____ DATA IN THIS EXERCISE

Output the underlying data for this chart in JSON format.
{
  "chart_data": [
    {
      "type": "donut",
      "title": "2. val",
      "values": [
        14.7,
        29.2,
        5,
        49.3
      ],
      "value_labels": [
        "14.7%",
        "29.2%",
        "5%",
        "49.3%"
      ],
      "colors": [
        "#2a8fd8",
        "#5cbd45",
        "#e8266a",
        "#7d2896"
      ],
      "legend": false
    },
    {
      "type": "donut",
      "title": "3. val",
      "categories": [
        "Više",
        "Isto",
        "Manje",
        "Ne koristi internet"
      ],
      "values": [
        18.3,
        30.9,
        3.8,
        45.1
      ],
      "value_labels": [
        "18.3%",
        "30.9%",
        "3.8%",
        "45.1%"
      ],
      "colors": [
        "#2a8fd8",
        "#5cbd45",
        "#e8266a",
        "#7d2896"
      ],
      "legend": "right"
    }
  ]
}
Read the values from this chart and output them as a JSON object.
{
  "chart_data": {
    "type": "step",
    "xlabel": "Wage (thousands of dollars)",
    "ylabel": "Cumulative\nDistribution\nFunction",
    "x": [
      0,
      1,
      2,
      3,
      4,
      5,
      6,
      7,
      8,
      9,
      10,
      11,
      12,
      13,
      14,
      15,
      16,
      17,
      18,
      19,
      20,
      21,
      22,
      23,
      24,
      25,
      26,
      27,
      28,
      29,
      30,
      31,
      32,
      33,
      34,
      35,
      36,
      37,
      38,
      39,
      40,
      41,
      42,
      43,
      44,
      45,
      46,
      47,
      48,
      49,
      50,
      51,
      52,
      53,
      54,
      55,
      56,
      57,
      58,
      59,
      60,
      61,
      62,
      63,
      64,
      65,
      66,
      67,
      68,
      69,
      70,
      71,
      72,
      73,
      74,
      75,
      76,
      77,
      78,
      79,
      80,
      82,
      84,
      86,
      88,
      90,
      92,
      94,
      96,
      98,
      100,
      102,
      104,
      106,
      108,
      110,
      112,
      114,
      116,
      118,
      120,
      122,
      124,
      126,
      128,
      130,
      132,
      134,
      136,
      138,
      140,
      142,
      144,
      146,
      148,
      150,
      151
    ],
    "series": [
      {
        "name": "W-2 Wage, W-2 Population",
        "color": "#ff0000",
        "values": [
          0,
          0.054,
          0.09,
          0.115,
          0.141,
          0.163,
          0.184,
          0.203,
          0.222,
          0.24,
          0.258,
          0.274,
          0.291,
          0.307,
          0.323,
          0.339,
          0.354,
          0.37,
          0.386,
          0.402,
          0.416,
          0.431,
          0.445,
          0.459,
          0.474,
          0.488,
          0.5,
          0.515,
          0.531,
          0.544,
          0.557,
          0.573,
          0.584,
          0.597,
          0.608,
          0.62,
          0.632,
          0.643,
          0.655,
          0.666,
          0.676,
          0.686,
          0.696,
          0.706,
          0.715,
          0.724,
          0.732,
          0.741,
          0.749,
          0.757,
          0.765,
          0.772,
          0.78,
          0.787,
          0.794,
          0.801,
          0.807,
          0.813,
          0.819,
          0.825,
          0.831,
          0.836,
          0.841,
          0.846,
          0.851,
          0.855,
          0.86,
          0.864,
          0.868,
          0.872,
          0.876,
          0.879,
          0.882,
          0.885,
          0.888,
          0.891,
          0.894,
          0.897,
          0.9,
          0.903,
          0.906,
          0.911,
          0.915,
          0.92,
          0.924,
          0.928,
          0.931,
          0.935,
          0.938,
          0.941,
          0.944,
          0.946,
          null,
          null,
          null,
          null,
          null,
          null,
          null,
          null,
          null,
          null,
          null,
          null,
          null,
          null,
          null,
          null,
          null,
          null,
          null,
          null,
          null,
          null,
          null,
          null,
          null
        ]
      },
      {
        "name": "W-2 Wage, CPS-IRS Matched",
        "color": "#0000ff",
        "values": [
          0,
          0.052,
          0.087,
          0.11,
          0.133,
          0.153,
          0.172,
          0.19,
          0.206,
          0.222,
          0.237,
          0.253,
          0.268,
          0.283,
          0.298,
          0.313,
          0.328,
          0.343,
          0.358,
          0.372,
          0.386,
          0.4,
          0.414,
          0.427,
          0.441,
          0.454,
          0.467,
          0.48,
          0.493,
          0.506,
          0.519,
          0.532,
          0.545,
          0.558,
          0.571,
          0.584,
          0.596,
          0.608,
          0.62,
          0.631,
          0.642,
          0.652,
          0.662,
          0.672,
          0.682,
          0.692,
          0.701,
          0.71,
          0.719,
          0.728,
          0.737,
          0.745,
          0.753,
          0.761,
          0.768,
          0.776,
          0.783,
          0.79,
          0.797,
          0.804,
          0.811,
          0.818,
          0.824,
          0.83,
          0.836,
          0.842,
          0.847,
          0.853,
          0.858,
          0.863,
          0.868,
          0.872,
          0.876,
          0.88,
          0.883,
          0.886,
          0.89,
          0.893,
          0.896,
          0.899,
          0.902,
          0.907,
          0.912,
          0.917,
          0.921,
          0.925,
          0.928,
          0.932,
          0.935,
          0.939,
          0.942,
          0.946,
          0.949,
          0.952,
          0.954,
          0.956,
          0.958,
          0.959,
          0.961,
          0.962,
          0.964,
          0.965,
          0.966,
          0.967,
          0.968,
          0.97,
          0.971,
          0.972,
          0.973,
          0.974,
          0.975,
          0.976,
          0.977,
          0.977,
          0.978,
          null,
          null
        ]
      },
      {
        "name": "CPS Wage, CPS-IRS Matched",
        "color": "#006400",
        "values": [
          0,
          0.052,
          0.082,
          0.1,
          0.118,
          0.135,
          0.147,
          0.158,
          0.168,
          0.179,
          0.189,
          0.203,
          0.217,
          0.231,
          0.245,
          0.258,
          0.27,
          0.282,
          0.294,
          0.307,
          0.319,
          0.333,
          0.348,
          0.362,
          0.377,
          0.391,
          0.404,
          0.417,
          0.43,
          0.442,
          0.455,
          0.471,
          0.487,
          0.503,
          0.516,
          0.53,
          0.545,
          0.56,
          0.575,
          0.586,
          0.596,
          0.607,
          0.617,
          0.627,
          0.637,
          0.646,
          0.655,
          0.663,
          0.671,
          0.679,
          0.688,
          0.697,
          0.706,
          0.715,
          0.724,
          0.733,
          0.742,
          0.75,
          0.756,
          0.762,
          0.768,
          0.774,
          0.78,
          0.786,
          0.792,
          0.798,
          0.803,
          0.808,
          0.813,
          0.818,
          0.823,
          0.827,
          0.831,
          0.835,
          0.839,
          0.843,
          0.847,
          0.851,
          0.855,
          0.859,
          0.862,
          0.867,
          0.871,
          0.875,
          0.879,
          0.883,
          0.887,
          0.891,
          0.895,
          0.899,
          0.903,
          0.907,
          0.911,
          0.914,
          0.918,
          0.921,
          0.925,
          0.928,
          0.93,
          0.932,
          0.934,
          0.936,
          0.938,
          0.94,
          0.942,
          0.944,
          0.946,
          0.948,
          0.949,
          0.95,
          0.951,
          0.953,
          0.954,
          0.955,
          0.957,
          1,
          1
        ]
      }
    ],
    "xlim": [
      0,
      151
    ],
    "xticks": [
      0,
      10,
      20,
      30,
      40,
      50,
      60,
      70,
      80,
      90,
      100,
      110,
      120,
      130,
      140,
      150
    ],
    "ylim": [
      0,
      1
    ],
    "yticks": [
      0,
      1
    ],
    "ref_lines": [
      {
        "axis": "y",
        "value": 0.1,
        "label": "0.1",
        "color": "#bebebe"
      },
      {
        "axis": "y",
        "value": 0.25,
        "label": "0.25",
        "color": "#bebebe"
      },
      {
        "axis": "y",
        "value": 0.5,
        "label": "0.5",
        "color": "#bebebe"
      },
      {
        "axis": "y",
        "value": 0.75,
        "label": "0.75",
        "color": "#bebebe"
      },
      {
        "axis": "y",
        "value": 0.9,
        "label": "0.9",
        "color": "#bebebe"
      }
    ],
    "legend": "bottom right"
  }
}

________

> **WHAT IS EXPECTED**
List every line above that holds the word "Wage".

> **EXERCISE RESULT**
    "xlabel": "Wage (thousands of dollars)",
        "name": "W-2 Wage, W-2 Population",
        "name": "W-2 Wage, CPS-IRS Matched",
        "name": "CPS Wage, CPS-IRS Matched",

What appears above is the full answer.